Entries from a dataset
— begin —

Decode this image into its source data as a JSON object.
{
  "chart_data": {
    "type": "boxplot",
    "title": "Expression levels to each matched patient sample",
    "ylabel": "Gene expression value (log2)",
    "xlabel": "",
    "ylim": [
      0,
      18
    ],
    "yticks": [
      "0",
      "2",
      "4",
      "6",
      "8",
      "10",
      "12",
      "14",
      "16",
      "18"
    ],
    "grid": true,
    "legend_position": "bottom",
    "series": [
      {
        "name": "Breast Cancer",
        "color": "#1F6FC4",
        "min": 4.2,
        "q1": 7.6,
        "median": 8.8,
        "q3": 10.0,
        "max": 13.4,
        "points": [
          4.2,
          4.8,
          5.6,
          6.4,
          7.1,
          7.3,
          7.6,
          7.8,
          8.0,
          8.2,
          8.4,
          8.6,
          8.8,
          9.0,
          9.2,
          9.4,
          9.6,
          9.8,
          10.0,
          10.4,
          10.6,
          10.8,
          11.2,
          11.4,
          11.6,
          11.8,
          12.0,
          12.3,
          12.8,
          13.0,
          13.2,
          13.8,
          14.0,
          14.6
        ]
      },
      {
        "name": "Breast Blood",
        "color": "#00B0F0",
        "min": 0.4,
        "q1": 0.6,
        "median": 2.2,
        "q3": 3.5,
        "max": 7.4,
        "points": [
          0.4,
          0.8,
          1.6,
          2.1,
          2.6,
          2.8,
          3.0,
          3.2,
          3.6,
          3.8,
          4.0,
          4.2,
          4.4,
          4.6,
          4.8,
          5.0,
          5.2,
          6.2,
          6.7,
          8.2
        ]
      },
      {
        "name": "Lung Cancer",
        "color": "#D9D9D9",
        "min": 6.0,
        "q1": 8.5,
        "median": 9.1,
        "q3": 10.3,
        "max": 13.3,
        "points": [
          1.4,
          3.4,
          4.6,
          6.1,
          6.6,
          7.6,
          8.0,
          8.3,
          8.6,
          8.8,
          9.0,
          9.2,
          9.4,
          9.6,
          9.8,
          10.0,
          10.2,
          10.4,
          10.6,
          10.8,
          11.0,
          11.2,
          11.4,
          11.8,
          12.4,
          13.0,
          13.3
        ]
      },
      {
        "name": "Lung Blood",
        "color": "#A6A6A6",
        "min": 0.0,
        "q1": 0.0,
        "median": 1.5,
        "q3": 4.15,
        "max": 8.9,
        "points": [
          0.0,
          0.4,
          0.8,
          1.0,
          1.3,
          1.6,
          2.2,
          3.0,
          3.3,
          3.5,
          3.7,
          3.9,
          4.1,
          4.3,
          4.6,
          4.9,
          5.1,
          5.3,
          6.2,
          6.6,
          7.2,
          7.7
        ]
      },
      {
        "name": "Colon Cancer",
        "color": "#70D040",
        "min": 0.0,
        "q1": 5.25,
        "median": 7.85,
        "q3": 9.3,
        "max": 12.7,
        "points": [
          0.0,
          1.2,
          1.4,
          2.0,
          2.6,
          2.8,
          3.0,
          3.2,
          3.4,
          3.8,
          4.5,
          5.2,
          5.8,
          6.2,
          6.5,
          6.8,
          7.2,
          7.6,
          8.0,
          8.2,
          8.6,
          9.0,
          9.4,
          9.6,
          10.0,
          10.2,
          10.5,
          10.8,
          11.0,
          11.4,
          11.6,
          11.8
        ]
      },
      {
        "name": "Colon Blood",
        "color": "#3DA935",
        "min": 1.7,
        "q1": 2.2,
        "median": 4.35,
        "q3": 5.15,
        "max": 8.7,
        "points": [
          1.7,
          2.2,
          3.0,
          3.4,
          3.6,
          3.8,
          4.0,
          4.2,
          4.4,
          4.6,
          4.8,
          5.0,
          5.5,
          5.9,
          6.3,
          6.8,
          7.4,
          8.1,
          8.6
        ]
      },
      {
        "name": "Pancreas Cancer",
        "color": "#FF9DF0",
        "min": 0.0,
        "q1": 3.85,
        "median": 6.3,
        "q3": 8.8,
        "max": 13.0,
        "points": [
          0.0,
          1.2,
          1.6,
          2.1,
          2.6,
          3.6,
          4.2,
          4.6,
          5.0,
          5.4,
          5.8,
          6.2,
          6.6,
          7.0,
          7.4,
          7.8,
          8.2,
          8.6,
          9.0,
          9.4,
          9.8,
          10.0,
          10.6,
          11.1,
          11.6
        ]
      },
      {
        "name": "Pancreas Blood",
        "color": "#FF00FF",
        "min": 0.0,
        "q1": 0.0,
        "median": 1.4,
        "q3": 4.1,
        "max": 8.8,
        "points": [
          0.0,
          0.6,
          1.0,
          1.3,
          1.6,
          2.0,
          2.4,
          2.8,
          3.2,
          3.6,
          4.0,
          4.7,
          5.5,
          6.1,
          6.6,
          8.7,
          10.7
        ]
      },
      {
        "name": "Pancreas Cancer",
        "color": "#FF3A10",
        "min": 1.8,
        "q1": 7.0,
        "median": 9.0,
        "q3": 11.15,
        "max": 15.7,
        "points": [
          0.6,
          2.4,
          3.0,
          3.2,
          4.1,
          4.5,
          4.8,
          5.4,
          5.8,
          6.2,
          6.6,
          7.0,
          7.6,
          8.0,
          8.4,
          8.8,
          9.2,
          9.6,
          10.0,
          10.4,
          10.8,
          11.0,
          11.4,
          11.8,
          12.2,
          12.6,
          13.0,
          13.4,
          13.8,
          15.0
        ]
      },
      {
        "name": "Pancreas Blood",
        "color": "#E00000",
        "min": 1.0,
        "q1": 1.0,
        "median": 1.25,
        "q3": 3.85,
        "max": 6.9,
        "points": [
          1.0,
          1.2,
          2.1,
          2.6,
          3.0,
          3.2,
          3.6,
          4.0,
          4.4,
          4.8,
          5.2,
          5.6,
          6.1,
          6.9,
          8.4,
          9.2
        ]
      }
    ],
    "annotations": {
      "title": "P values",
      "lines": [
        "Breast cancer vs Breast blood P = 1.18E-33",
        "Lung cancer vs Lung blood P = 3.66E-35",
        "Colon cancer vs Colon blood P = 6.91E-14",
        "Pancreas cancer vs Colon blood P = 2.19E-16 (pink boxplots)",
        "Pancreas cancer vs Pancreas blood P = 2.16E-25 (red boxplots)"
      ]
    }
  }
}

— end —

Select every line in the records above that contains the word "name".

▶ **FINISHED EXERCISE**:
        "name": "Breast Cancer",
        "name": "Breast Blood",
        "name": "Lung Cancer",
        "name": "Lung Blood",
        "name": "Colon Cancer",
        "name": "Colon Blood",
        "name": "Pancreas Cancer",
        "name": "Pancreas Blood",
        "name": "Pancreas Cancer",
        "name": "Pancreas Blood",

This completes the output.